- **WHAT IS ASKED**:
Extract the complete listing and repeat it word for word.

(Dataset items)
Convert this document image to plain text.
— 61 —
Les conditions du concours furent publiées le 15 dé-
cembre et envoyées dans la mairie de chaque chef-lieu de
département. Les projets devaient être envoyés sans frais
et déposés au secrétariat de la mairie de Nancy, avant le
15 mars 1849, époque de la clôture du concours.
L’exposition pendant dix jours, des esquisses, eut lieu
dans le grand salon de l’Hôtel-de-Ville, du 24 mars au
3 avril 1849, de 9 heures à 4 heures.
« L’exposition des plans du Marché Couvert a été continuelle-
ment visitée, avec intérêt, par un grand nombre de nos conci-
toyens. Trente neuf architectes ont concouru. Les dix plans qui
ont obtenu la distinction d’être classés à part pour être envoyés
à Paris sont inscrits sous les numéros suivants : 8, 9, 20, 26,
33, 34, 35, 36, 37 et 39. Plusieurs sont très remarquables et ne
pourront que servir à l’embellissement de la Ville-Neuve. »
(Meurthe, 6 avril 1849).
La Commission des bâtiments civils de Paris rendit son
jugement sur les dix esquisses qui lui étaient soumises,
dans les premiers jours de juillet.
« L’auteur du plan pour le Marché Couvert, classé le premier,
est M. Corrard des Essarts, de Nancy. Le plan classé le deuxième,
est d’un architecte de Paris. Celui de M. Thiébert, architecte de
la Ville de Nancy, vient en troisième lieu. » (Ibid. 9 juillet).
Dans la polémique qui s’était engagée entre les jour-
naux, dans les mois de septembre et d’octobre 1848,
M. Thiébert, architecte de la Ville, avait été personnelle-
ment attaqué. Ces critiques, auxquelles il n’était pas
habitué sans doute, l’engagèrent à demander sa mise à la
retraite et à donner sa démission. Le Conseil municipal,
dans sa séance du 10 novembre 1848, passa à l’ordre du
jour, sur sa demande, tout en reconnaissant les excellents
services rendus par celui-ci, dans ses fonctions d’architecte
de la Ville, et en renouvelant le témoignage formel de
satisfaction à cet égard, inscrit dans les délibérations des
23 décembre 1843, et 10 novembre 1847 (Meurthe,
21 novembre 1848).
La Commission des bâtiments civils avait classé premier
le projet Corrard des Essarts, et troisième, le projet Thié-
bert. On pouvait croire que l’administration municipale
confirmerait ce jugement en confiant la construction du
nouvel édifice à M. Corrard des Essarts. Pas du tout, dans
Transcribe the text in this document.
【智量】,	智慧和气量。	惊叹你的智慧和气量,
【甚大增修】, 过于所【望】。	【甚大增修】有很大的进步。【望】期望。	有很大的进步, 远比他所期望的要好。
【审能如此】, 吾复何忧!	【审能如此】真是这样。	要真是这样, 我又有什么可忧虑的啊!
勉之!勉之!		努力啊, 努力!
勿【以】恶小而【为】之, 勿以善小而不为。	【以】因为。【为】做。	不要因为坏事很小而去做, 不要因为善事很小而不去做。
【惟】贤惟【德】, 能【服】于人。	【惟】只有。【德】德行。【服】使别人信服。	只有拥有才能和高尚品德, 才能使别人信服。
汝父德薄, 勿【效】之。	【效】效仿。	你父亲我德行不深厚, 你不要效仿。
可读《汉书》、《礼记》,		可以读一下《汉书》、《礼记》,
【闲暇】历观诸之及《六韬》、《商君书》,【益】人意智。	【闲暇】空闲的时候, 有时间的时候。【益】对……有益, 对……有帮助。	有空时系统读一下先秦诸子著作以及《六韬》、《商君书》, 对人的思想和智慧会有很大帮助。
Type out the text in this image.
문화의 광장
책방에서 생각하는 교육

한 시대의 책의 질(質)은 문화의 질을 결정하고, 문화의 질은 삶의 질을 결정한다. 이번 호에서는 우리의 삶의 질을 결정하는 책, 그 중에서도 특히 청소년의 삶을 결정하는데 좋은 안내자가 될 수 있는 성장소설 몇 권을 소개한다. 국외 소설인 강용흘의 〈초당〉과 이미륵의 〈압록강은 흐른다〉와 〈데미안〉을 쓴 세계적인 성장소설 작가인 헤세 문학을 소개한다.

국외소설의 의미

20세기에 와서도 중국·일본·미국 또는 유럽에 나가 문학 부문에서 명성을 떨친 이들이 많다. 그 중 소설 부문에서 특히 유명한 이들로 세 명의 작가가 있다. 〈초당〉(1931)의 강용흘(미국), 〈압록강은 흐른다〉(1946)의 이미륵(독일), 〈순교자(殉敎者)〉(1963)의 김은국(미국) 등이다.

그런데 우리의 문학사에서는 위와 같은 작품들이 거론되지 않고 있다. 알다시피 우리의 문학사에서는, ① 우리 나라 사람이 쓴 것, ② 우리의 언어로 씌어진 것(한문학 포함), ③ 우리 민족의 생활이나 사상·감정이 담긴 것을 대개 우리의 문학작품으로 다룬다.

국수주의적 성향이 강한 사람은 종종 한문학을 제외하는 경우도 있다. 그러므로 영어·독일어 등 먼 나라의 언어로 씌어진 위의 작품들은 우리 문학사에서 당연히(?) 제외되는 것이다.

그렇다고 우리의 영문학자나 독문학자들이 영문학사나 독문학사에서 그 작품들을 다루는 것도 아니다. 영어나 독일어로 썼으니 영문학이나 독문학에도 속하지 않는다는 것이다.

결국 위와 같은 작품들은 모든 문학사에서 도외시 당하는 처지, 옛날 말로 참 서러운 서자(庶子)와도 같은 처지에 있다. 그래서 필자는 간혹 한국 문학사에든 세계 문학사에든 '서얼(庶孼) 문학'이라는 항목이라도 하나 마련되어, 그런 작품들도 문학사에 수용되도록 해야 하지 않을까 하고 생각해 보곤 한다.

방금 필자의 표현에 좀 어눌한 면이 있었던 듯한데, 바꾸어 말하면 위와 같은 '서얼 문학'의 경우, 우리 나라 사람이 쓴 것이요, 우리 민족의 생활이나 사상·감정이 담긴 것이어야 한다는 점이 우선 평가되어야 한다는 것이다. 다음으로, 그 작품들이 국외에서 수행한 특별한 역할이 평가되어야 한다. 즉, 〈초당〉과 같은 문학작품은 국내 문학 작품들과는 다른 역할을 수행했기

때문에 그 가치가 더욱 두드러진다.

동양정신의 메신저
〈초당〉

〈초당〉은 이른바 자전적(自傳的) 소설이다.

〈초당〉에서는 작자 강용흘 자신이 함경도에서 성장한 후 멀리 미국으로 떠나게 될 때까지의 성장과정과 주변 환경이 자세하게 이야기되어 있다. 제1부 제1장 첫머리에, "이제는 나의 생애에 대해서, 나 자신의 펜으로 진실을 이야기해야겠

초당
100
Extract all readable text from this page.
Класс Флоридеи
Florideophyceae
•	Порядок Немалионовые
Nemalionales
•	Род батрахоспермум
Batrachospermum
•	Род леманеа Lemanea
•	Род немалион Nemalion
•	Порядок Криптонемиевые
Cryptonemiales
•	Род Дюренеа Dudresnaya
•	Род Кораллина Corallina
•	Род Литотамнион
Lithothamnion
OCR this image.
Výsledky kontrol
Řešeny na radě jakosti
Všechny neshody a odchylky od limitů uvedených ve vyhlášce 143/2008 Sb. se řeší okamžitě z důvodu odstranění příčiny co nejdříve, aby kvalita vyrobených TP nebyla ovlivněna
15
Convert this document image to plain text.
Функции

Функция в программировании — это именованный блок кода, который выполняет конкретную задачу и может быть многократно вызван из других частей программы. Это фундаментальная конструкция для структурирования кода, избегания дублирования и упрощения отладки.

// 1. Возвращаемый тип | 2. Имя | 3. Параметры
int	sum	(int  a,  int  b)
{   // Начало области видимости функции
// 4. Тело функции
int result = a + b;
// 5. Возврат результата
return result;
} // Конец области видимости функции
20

- **SOLVED EXERCISE**:
Convert this document image to plain text.
— 61 —
Les conditions du concours furent publiées le 15 dé-
cembre et envoyées dans la mairie de chaque chef-lieu de
département. Les projets devaient être envoyés sans frais
et déposés au secrétariat de la mairie de Nancy, avant le
15 mars 1849, époque de la clôture du concours.
L’exposition pendant dix jours, des esquisses, eut lieu
dans le grand salon de l’Hôtel-de-Ville, du 24 mars au
3 avril 1849, de 9 heures à 4 heures.
« L’exposition des plans du Marché Couvert a été continuelle-
ment visitée, avec intérêt, par un grand nombre de nos conci-
toyens. Trente neuf architectes ont concouru. Les dix plans qui
ont obtenu la distinction d’être classés à part pour être envoyés
à Paris sont inscrits sous les numéros suivants : 8, 9, 20, 26,
33, 34, 35, 36, 37 et 39. Plusieurs sont très remarquables et ne
pourront que servir à l’embellissement de la Ville-Neuve. »
(Meurthe, 6 avril 1849).
La Commission des bâtiments civils de Paris rendit son
jugement sur les dix esquisses qui lui étaient soumises,
dans les premiers jours de juillet.
« L’auteur du plan pour le Marché Couvert, classé le premier,
est M. Corrard des Essarts, de Nancy. Le plan classé le deuxième,
est d’un architecte de Paris. Celui de M. Thiébert, architecte de
la Ville de Nancy, vient en troisième lieu. » (Ibid. 9 juillet).
Dans la polémique qui s’était engagée entre les jour-
naux, dans les mois de septembre et d’octobre 1848,
M. Thiébert, architecte de la Ville, avait été personnelle-
ment attaqué. Ces critiques, auxquelles il n’était pas
habitué sans doute, l’engagèrent à demander sa mise à la
retraite et à donner sa démission. Le Conseil municipal,
dans sa séance du 10 novembre 1848, passa à l’ordre du
jour, sur sa demande, tout en reconnaissant les excellents
services rendus par celui-ci, dans ses fonctions d’architecte
de la Ville, et en renouvelant le témoignage formel de
satisfaction à cet égard, inscrit dans les délibérations des
23 décembre 1843, et 10 novembre 1847 (Meurthe,
21 novembre 1848).
La Commission des bâtiments civils avait classé premier
le projet Corrard des Essarts, et troisième, le projet Thié-
bert. On pouvait croire que l’administration municipale
confirmerait ce jugement en confiant la construction du
nouvel édifice à M. Corrard des Essarts. Pas du tout, dans
Transcribe the text in this document.
【智量】,	智慧和气量。	惊叹你的智慧和气量,
【甚大增修】, 过于所【望】。	【甚大增修】有很大的进步。【望】期望。	有很大的进步, 远比他所期望的要好。
【审能如此】, 吾复何忧!	【审能如此】真是这样。	要真是这样, 我又有什么可忧虑的啊!
勉之!勉之!		努力啊, 努力!
勿【以】恶小而【为】之, 勿以善小而不为。	【以】因为。【为】做。	不要因为坏事很小而去做, 不要因为善事很小而不去做。
【惟】贤惟【德】, 能【服】于人。	【惟】只有。【德】德行。【服】使别人信服。	只有拥有才能和高尚品德, 才能使别人信服。
汝父德薄, 勿【效】之。	【效】效仿。	你父亲我德行不深厚, 你不要效仿。
可读《汉书》、《礼记》,		可以读一下《汉书》、《礼记》,
【闲暇】历观诸之及《六韬》、《商君书》,【益】人意智。	【闲暇】空闲的时候, 有时间的时候。【益】对……有益, 对……有帮助。	有空时系统读一下先秦诸子著作以及《六韬》、《商君书》, 对人的思想和智慧会有很大帮助。
Type out the text in this image.
문화의 광장
책방에서 생각하는 교육

한 시대의 책의 질(質)은 문화의 질을 결정하고, 문화의 질은 삶의 질을 결정한다. 이번 호에서는 우리의 삶의 질을 결정하는 책, 그 중에서도 특히 청소년의 삶을 결정하는데 좋은 안내자가 될 수 있는 성장소설 몇 권을 소개한다. 국외 소설인 강용흘의 〈초당〉과 이미륵의 〈압록강은 흐른다〉와 〈데미안〉을 쓴 세계적인 성장소설 작가인 헤세 문학을 소개한다.

국외소설의 의미

20세기에 와서도 중국·일본·미국 또는 유럽에 나가 문학 부문에서 명성을 떨친 이들이 많다. 그 중 소설 부문에서 특히 유명한 이들로 세 명의 작가가 있다. 〈초당〉(1931)의 강용흘(미국), 〈압록강은 흐른다〉(1946)의 이미륵(독일), 〈순교자(殉敎者)〉(1963)의 김은국(미국) 등이다.

그런데 우리의 문학사에서는 위와 같은 작품들이 거론되지 않고 있다. 알다시피 우리의 문학사에서는, ① 우리 나라 사람이 쓴 것, ② 우리의 언어로 씌어진 것(한문학 포함), ③ 우리 민족의 생활이나 사상·감정이 담긴 것을 대개 우리의 문학작품으로 다룬다.

국수주의적 성향이 강한 사람은 종종 한문학을 제외하는 경우도 있다. 그러므로 영어·독일어 등 먼 나라의 언어로 씌어진 위의 작품들은 우리 문학사에서 당연히(?) 제외되는 것이다.

그렇다고 우리의 영문학자나 독문학자들이 영문학사나 독문학사에서 그 작품들을 다루는 것도 아니다. 영어나 독일어로 썼으니 영문학이나 독문학에도 속하지 않는다는 것이다.

결국 위와 같은 작품들은 모든 문학사에서 도외시 당하는 처지, 옛날 말로 참 서러운 서자(庶子)와도 같은 처지에 있다. 그래서 필자는 간혹 한국 문학사에든 세계 문학사에든 '서얼(庶孼) 문학'이라는 항목이라도 하나 마련되어, 그런 작품들도 문학사에 수용되도록 해야 하지 않을까 하고 생각해 보곤 한다.

방금 필자의 표현에 좀 어눌한 면이 있었던 듯한데, 바꾸어 말하면 위와 같은 '서얼 문학'의 경우, 우리 나라 사람이 쓴 것이요, 우리 민족의 생활이나 사상·감정이 담긴 것이어야 한다는 점이 우선 평가되어야 한다는 것이다. 다음으로, 그 작품들이 국외에서 수행한 특별한 역할이 평가되어야 한다. 즉, 〈초당〉과 같은 문학작품은 국내 문학 작품들과는 다른 역할을 수행했기

때문에 그 가치가 더욱 두드러진다.

동양정신의 메신저
〈초당〉

〈초당〉은 이른바 자전적(自傳的) 소설이다.

〈초당〉에서는 작자 강용흘 자신이 함경도에서 성장한 후 멀리 미국으로 떠나게 될 때까지의 성장과정과 주변 환경이 자세하게 이야기되어 있다. 제1부 제1장 첫머리에, "이제는 나의 생애에 대해서, 나 자신의 펜으로 진실을 이야기해야겠

초당
100
Extract all readable text from this page.
Класс Флоридеи
Florideophyceae
•	Порядок Немалионовые
Nemalionales
•	Род батрахоспермум
Batrachospermum
•	Род леманеа Lemanea
•	Род немалион Nemalion
•	Порядок Криптонемиевые
Cryptonemiales
•	Род Дюренеа Dudresnaya
•	Род Кораллина Corallina
•	Род Литотамнион
Lithothamnion
OCR this image.
Výsledky kontrol
Řešeny na radě jakosti
Všechny neshody a odchylky od limitů uvedených ve vyhlášce 143/2008 Sb. se řeší okamžitě z důvodu odstranění příčiny co nejdříve, aby kvalita vyrobených TP nebyla ovlivněna
15
Convert this document image to plain text.
Функции

Функция в программировании — это именованный блок кода, который выполняет конкретную задачу и может быть многократно вызван из других частей программы. Это фундаментальная конструкция для структурирования кода, избегания дублирования и упрощения отладки.

// 1. Возвращаемый тип | 2. Имя | 3. Параметры
int	sum	(int  a,  int  b)
{   // Начало области видимости функции
// 4. Тело функции
int result = a + b;
// 5. Возврат результата
return result;
} // Конец области видимости функции
20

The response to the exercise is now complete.